== EXTRACTED DATA

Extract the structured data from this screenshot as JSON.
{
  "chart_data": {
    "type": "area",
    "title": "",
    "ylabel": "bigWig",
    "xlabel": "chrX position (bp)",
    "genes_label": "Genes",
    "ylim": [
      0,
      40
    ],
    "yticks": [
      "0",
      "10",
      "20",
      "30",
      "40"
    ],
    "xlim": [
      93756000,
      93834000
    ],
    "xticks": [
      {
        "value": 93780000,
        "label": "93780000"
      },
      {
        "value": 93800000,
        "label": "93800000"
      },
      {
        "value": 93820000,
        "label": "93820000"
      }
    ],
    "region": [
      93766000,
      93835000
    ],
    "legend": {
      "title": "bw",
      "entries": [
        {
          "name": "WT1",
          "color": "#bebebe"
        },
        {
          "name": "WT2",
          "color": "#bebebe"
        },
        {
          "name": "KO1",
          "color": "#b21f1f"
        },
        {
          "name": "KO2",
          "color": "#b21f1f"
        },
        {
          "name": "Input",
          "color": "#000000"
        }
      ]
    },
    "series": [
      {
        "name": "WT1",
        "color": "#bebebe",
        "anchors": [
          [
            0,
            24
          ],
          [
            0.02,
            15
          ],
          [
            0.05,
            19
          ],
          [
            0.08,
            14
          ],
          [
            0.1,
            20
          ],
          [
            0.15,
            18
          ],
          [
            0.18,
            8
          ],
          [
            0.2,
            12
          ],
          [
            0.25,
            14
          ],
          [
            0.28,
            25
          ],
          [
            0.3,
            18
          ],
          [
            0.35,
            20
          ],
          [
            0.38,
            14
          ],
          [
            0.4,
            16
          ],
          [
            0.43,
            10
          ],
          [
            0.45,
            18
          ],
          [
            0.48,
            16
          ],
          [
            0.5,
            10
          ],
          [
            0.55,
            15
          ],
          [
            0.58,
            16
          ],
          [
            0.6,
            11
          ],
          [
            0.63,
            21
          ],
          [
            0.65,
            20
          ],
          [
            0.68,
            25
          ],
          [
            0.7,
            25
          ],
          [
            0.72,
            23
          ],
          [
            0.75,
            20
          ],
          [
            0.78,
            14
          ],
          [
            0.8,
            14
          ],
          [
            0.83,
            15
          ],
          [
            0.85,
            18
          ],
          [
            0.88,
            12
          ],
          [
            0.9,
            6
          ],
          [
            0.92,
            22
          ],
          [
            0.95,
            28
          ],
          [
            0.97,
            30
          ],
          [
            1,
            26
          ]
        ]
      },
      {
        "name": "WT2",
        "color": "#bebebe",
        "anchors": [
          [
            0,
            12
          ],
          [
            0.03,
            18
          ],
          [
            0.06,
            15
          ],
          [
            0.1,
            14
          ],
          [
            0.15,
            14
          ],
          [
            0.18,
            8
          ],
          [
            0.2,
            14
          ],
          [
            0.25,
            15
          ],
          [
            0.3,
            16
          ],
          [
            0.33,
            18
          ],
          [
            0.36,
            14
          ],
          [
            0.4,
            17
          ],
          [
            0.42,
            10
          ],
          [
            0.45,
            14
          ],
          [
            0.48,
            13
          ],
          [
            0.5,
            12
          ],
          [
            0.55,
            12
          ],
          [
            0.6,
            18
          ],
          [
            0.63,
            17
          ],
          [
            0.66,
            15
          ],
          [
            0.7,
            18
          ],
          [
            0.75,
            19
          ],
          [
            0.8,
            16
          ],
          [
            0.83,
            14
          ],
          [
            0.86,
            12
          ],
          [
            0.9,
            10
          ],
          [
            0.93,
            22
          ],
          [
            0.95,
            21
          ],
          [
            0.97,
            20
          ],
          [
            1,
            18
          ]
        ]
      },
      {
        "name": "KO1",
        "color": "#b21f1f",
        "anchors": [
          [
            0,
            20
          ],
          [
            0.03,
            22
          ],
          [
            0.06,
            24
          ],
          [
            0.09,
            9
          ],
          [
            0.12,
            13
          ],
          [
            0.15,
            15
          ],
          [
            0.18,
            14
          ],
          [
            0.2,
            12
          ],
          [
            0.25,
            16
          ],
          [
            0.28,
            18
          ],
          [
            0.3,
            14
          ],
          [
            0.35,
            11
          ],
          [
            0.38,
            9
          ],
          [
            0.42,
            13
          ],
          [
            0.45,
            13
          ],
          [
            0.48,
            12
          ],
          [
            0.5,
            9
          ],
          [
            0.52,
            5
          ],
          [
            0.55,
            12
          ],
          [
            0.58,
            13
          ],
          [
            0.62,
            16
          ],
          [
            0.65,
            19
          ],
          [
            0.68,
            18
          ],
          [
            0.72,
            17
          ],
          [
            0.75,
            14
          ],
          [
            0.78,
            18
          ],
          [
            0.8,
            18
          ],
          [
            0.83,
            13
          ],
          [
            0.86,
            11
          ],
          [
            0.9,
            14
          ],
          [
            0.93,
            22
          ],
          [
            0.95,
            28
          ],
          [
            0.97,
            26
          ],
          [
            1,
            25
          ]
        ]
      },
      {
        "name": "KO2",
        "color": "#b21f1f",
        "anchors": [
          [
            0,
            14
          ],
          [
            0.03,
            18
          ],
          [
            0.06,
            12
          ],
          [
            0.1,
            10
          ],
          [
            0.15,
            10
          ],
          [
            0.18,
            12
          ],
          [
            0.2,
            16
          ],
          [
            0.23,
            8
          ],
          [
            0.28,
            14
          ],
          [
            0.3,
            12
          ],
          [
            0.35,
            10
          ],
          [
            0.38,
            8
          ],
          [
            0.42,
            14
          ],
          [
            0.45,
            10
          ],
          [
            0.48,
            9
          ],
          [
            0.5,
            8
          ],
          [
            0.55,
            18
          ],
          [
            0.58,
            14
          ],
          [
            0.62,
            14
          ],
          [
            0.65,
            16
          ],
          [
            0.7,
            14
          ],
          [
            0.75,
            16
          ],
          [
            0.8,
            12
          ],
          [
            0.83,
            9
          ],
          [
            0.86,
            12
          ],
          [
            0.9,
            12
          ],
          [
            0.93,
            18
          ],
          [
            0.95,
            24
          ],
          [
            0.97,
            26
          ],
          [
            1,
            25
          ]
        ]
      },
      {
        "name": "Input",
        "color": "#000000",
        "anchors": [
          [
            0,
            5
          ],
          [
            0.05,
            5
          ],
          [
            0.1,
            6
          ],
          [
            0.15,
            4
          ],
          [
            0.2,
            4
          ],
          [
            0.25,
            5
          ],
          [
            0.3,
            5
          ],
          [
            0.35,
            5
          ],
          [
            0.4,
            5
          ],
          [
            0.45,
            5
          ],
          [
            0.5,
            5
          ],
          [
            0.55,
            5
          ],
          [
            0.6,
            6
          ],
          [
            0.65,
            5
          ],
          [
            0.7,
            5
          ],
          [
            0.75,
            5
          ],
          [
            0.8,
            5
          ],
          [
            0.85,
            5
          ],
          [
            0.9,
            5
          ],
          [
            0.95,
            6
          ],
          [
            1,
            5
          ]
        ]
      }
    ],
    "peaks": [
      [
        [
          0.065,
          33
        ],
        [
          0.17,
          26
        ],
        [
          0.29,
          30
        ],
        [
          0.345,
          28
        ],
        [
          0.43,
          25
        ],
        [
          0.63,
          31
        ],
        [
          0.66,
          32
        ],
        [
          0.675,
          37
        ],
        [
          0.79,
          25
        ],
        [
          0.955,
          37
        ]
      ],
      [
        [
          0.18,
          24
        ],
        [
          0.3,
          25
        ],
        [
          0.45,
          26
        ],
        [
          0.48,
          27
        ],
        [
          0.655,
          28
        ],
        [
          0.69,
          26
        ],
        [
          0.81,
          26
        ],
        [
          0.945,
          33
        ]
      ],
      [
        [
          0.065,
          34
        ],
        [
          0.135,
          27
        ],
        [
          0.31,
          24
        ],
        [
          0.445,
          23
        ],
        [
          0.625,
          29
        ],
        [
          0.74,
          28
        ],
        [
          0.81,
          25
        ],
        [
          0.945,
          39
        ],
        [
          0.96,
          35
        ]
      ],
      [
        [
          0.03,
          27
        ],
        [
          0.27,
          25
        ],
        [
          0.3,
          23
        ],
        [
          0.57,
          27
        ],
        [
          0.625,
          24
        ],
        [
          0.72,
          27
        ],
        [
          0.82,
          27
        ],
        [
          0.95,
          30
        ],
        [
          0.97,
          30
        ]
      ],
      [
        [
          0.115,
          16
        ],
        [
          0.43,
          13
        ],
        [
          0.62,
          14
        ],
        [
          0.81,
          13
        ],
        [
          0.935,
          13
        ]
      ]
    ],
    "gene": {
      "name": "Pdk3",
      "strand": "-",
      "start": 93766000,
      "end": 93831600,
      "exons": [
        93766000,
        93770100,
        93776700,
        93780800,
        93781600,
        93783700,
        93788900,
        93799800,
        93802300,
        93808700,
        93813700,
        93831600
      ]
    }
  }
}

====

*WHAT YOU HAVE TO DO*. Return each line among the entries that holds the word "name".

*RESPONSE AREA*.
          "name": "WT1",
          "name": "WT2",
          "name": "KO1",
          "name": "KO2",
          "name": "Input",
        "name": "WT1",
        "name": "WT2",
        "name": "KO1",
        "name": "KO2",
        "name": "Input",
      "name": "Pdk3",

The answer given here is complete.